[Saved entries]
──────────
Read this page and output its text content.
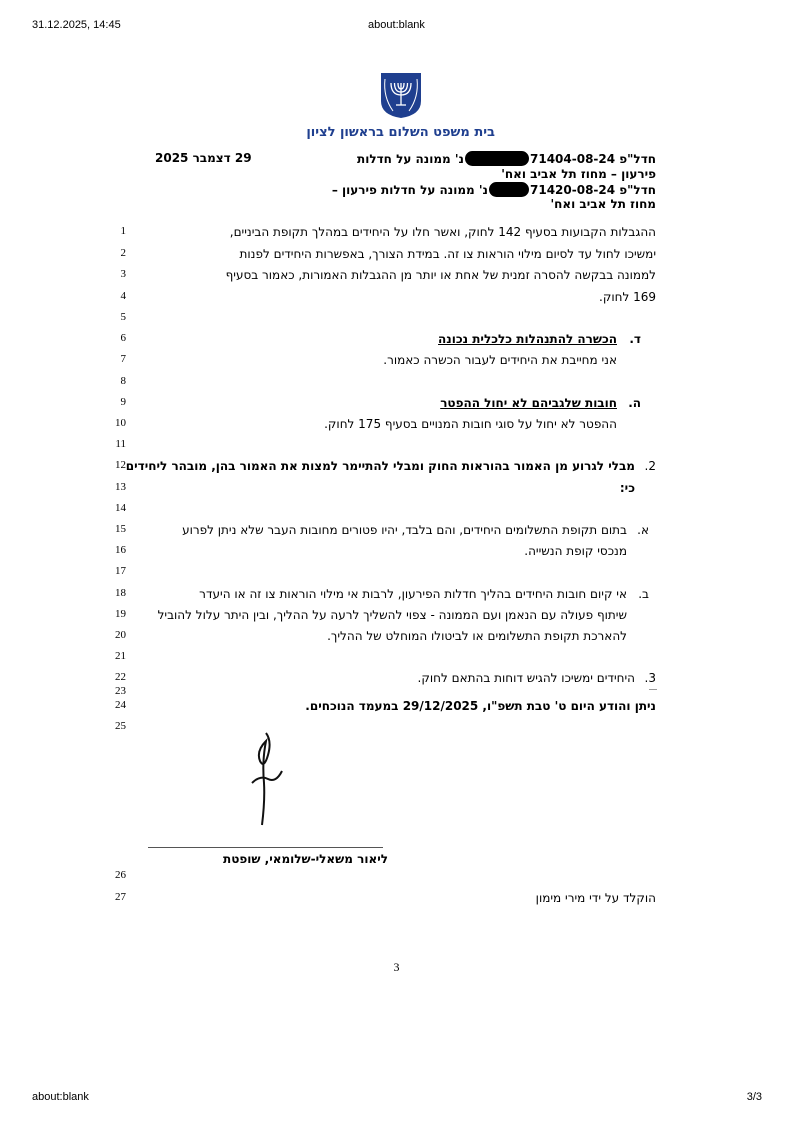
31.12.2025, 14:45	about:blank
about:blank	3/3
בית משפט השלום בראשון לציון
חדל"פ 71404-08-24נ' ממונה על חדלות
29 דצמבר 2025
פירעון – מחוז תל אביב ואח'
חדל"פ 71420-08-24נ' ממונה על חדלות פירעון –
מחוז תל אביב ואח'
1
2
3
4
5
6
7
8
9
10
11
12
13
14
15
16
17
18
19
20
21
22
23
24
25
26
27
ההגבלות הקבועות בסעיף 142 לחוק, ואשר חלו על היחידים במהלך תקופת הביניים,
ימשיכו לחול עד לסיום מילוי הוראות צו זה. במידת הצורך, באפשרות היחידים לפנות
לממונה בבקשה להסרה זמנית של אחת או יותר מן ההגבלות האמורות, כאמור בסעיף
169 לחוק.
ד.
הכשרה להתנהלות כלכלית נכונה
אני מחייבת את היחידים לעבור הכשרה כאמור.
ה.
חובות שלגביהם לא יחול ההפטר
ההפטר לא יחול על סוגי חובות המנויים בסעיף 175 לחוק.
2.
מבלי לגרוע מן האמור בהוראות החוק ומבלי להתיימר למצות את האמור בהן, מובהר ליחידים
כי:
א.
בתום תקופת התשלומים היחידים, והם בלבד, יהיו פטורים מחובות העבר שלא ניתן לפרוע
מנכסי קופת הנשייה.
ב.
אי קיום חובות היחידים בהליך חדלות הפירעון, לרבות אי מילוי הוראות צו זה או היעדר
שיתוף פעולה עם הנאמן ועם הממונה - צפוי להשליך לרעה על ההליך, ובין היתר עלול להוביל
להארכת תקופת התשלומים או לביטולו המוחלט של ההליך.
3.
היחידים ימשיכו להגיש דוחות בהתאם לחוק.
ניתן והודע היום ט' טבת תשפ"ו, 29/12/2025 במעמד הנוכחים.
ליאור משאלי-שלומאי, שופטת
הוקלד על ידי מירי מימון
3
──────────
Problem statement –
Search the data for the string "ההליך". List each line that has it.

Written response –
שיתוף פעולה עם הנאמן ועם הממונה - צפוי להשליך לרעה על ההליך, ובין היתר עלול להוביל
להארכת תקופת התשלומים או לביטולו המוחלט של ההליך.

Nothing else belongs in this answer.